• GIVEN REQUEST: Single out the lines that include the word "Farmer". Copy them.

• EXCERPTED RECORDS:
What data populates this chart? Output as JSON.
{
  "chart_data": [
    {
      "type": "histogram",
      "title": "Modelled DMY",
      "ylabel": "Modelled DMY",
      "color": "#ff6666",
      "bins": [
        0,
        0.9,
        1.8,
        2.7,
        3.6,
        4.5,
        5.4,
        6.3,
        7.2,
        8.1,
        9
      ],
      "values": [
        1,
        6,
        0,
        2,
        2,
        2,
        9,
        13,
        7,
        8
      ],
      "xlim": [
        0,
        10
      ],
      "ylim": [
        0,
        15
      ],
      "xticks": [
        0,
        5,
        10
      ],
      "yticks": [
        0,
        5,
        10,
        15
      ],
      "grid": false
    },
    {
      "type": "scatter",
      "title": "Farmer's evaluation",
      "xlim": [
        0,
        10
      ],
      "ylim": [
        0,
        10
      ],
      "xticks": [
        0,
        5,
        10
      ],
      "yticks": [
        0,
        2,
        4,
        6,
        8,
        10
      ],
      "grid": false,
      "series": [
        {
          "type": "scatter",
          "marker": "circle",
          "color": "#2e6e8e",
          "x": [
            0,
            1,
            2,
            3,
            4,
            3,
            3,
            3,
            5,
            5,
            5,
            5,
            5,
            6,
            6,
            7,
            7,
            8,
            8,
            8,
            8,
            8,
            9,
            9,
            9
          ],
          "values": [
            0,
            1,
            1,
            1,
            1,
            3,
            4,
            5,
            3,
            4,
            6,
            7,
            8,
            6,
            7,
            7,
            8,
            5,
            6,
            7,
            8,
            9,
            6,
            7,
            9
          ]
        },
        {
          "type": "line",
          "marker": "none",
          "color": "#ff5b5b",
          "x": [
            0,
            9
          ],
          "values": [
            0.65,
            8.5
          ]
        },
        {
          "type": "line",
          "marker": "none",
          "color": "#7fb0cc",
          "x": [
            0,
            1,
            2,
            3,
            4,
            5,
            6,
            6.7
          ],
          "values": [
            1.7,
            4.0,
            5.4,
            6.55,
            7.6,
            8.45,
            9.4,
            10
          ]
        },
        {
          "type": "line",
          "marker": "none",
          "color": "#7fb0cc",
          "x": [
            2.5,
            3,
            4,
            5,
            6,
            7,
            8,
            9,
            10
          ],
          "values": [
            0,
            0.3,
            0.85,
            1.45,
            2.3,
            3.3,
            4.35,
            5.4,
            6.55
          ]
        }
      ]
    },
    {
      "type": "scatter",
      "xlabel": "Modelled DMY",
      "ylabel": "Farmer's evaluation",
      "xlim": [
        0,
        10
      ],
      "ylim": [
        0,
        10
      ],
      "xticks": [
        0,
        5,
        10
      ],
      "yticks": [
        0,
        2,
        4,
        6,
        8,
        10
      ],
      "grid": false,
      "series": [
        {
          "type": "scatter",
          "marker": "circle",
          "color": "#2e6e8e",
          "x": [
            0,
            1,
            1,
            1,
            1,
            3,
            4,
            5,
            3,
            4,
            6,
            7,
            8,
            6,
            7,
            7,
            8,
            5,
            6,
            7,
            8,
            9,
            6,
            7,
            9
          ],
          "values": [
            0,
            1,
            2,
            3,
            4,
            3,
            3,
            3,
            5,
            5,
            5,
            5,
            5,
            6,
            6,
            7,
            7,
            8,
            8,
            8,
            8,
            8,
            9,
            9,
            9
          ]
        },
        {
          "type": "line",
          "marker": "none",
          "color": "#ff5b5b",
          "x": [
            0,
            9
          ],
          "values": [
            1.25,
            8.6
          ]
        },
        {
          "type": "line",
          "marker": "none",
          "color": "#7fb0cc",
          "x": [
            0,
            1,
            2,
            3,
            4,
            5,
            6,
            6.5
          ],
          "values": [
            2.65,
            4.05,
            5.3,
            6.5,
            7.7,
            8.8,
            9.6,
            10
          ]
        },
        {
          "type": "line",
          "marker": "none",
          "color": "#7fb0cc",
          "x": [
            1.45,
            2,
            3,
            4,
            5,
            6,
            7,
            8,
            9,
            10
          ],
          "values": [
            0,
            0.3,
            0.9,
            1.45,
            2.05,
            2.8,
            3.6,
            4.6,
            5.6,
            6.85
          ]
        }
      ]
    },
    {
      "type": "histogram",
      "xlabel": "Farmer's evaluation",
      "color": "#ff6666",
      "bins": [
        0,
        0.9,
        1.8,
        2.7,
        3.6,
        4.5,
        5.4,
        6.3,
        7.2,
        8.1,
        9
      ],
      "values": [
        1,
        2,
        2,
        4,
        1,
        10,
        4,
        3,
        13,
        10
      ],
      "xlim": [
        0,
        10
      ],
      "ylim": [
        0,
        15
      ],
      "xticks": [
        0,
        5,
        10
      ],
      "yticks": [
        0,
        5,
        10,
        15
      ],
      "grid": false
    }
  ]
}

• EXERCISE SOLUTION:
      "title": "Farmer's evaluation",
      "ylabel": "Farmer's evaluation",
      "xlabel": "Farmer's evaluation",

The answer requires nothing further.